* AIM
Below are the records; locate each line with the word "more" and copy it.

* SOURCE DATA
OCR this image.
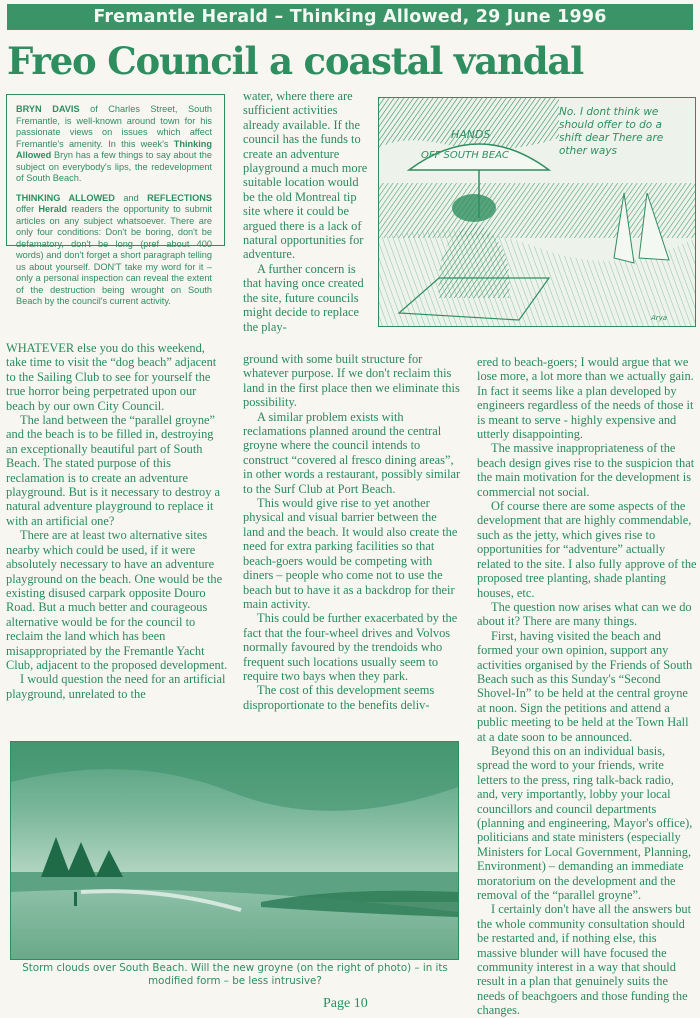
Fremantle Herald – Thinking Allowed, 29 June 1996
Freo Council a coastal vandal

BRYN DAVIS of Charles Street, South Fremantle, is well-known around town for his passionate views on issues which affect Fremantle's amenity. In this week's Thinking Allowed Bryn has a few things to say about the subject on everybody's lips, the redevelopment of South Beach.

THINKING ALLOWED and REFLECTIONS offer Herald readers the opportunity to submit articles on any subject whatsoever. There are only four conditions: Don't be boring, don't be defamatory, don't be long (pref about 400 words) and don't forget a short paragraph telling us about yourself. DON'T take my word for it – only a personal inspection can reveal the extent of the destruction being wrought on South Beach by the council's current activity.

WHATEVER else you do this weekend, take time to visit the “dog beach” adjacent to the Sailing Club to see for yourself the true horror being perpetrated upon our beach by our own City Council.

The land between the “parallel groyne” and the beach is to be filled in, destroying an exceptionally beautiful part of South Beach. The stated purpose of this reclamation is to create an adventure playground. But is it necessary to destroy a natural adventure playground to replace it with an artificial one?

There are at least two alternative sites nearby which could be used, if it were absolutely necessary to have an adventure playground on the beach. One would be the existing disused carpark opposite Douro Road. But a much better and courageous alternative would be for the council to reclaim the land which has been misappropriated by the Fremantle Yacht Club, adjacent to the proposed development.

I would question the need for an artificial playground, unrelated to the

water, where there are sufficient activities already available. If the council has the funds to create an adventure playground a much more suitable location would be the old Montreal tip site where it could be argued there is a lack of natural opportunities for adventure.

A further concern is that having once created the site, future councils might decide to replace the play-

ground with some built structure for whatever purpose. If we don't reclaim this land in the first place then we eliminate this possibility.

A similar problem exists with reclamations planned around the central groyne where the council intends to construct “covered al fresco dining areas”, in other words a restaurant, possibly similar to the Surf Club at Port Beach.

This would give rise to yet another physical and visual barrier between the land and the beach. It would also create the need for extra parking facilities so that beach-goers would be competing with diners – people who come not to use the beach but to have it as a backdrop for their main activity.

This could be further exacerbated by the fact that the four-wheel drives and Volvos normally favoured by the trendoids who frequent such locations usually seem to require two bays when they park.

The cost of this development seems disproportionate to the benefits deliv-

ered to beach-goers; I would argue that we lose more, a lot more than we actually gain. In fact it seems like a plan developed by engineers regardless of the needs of those it is meant to serve - highly expensive and utterly disappointing.

The massive inappropriateness of the beach design gives rise to the suspicion that the main motivation for the development is commercial not social.

Of course there are some aspects of the development that are highly commendable, such as the jetty, which gives rise to opportunities for “adventure” actually related to the site. I also fully approve of the proposed tree planting, shade planting houses, etc.

The question now arises what can we do about it? There are many things.

First, having visited the beach and formed your own opinion, support any activities organised by the Friends of South Beach such as this Sunday's “Second Shovel-In” to be held at the central groyne at noon. Sign the petitions and attend a public meeting to be held at the Town Hall at a date soon to be announced.

Beyond this on an individual basis, spread the word to your friends, write letters to the press, ring talk-back radio, and, very importantly, lobby your local councillors and council departments (planning and engineering, Mayor's office), politicians and state ministers (especially Ministers for Local Government, Planning, Environment) – demanding an immediate moratorium on the development and the removal of the “parallel groyne”.

I certainly don't have all the answers but the whole community consultation should be restarted and, if nothing else, this massive blunder will have focused the community interest in a way that should result in a plan that genuinely suits the needs of beachgoers and those funding the changes.

HANDS
OFF SOUTH BEAC
Arya
No. I dont think we should offer to do a shift dear There are other ways
Storm clouds over South Beach. Will the new groyne (on the right of photo) – in its modified form – be less intrusive?
Page 10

* OUTPUT OF THE TASK
water, where there are sufficient activities already available. If the council has the funds to create an adventure playground a much more suitable location would be the old Montreal tip site where it could be argued there is a lack of natural opportunities for adventure.
ered to beach-goers; I would argue that we lose more, a lot more than we actually gain. In fact it seems like a plan developed by engineers regardless of the needs of those it is meant to serve - highly expensive and utterly disappointing.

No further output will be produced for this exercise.